# START OF Listing

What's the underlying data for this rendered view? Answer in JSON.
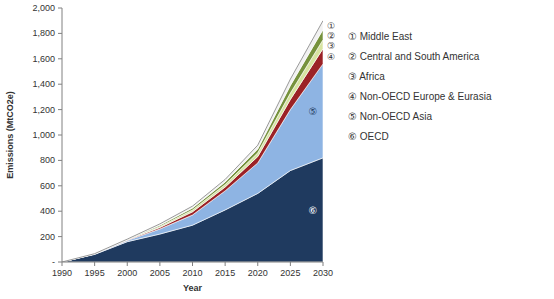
{
  "chart_data": {
    "type": "area",
    "stacked": true,
    "x_label": "Year",
    "y_label": "Emissions (MtCO2e)",
    "x": [
      1990,
      1995,
      2000,
      2005,
      2010,
      2015,
      2020,
      2025,
      2030
    ],
    "xlim": [
      1990,
      2030
    ],
    "xticks": [
      1990,
      1995,
      2000,
      2005,
      2010,
      2015,
      2020,
      2025,
      2030
    ],
    "ylim": [
      0,
      2000
    ],
    "yticks": [
      {
        "value": 0,
        "label": "-"
      },
      200,
      400,
      600,
      800,
      {
        "value": 1000,
        "label": "1,000"
      },
      {
        "value": 1200,
        "label": "1,200"
      },
      {
        "value": 1400,
        "label": "1,400"
      },
      {
        "value": 1600,
        "label": "1,600"
      },
      {
        "value": 1800,
        "label": "1,800"
      },
      {
        "value": 2000,
        "label": "2,000"
      }
    ],
    "grid": false,
    "legend": "right",
    "series": [
      {
        "name": "⑥ OECD",
        "color": "#1f3a5f",
        "values": [
          0,
          60,
          160,
          220,
          290,
          410,
          540,
          720,
          820
        ]
      },
      {
        "name": "⑤ Non-OECD Asia",
        "color": "#8eb4e3",
        "values": [
          0,
          3,
          10,
          40,
          80,
          150,
          240,
          480,
          740
        ]
      },
      {
        "name": "④ Non-OECD Europe & Eurasia",
        "color": "#9b2226",
        "values": [
          0,
          1,
          4,
          12,
          25,
          30,
          50,
          80,
          120
        ]
      },
      {
        "name": "③ Africa",
        "color": "#d7e4a0",
        "values": [
          0,
          0.5,
          2,
          8,
          15,
          20,
          30,
          50,
          70
        ]
      },
      {
        "name": "② Central and South America",
        "color": "#76923c",
        "values": [
          0,
          0.5,
          2,
          10,
          15,
          20,
          30,
          60,
          80
        ]
      },
      {
        "name": "① Middle East",
        "color": "#f2f2f2",
        "values": [
          0,
          0.5,
          2,
          10,
          15,
          20,
          30,
          50,
          70
        ]
      }
    ],
    "annotations": [
      "⑥",
      "⑤",
      "④",
      "③",
      "②",
      "①"
    ]
  }
}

# END OF Listing

### Exercise
Transcribe every entry word for word, but omit the pictures.

### Finished answer
What's the underlying data for this rendered view? Answer in JSON.
{
  "chart_data": {
    "type": "area",
    "stacked": true,
    "x_label": "Year",
    "y_label": "Emissions (MtCO2e)",
    "x": [
      1990,
      1995,
      2000,
      2005,
      2010,
      2015,
      2020,
      2025,
      2030
    ],
    "xlim": [
      1990,
      2030
    ],
    "xticks": [
      1990,
      1995,
      2000,
      2005,
      2010,
      2015,
      2020,
      2025,
      2030
    ],
    "ylim": [
      0,
      2000
    ],
    "yticks": [
      {
        "value": 0,
        "label": "-"
      },
      200,
      400,
      600,
      800,
      {
        "value": 1000,
        "label": "1,000"
      },
      {
        "value": 1200,
        "label": "1,200"
      },
      {
        "value": 1400,
        "label": "1,400"
      },
      {
        "value": 1600,
        "label": "1,600"
      },
      {
        "value": 1800,
        "label": "1,800"
      },
      {
        "value": 2000,
        "label": "2,000"
      }
    ],
    "grid": false,
    "legend": "right",
    "series": [
      {
        "name": "⑥ OECD",
        "color": "#1f3a5f",
        "values": [
          0,
          60,
          160,
          220,
          290,
          410,
          540,
          720,
          820
        ]
      },
      {
        "name": "⑤ Non-OECD Asia",
        "color": "#8eb4e3",
        "values": [
          0,
          3,
          10,
          40,
          80,
          150,
          240,
          480,
          740
        ]
      },
      {
        "name": "④ Non-OECD Europe & Eurasia",
        "color": "#9b2226",
        "values": [
          0,
          1,
          4,
          12,
          25,
          30,
          50,
          80,
          120
        ]
      },
      {
        "name": "③ Africa",
        "color": "#d7e4a0",
        "values": [
          0,
          0.5,
          2,
          8,
          15,
          20,
          30,
          50,
          70
        ]
      },
      {
        "name": "② Central and South America",
        "color": "#76923c",
        "values": [
          0,
          0.5,
          2,
          10,
          15,
          20,
          30,
          60,
          80
        ]
      },
      {
        "name": "① Middle East",
        "color": "#f2f2f2",
        "values": [
          0,
          0.5,
          2,
          10,
          15,
          20,
          30,
          50,
          70
        ]
      }
    ],
    "annotations": [
      "⑥",
      "⑤",
      "④",
      "③",
      "②",
      "①"
    ]
  }
}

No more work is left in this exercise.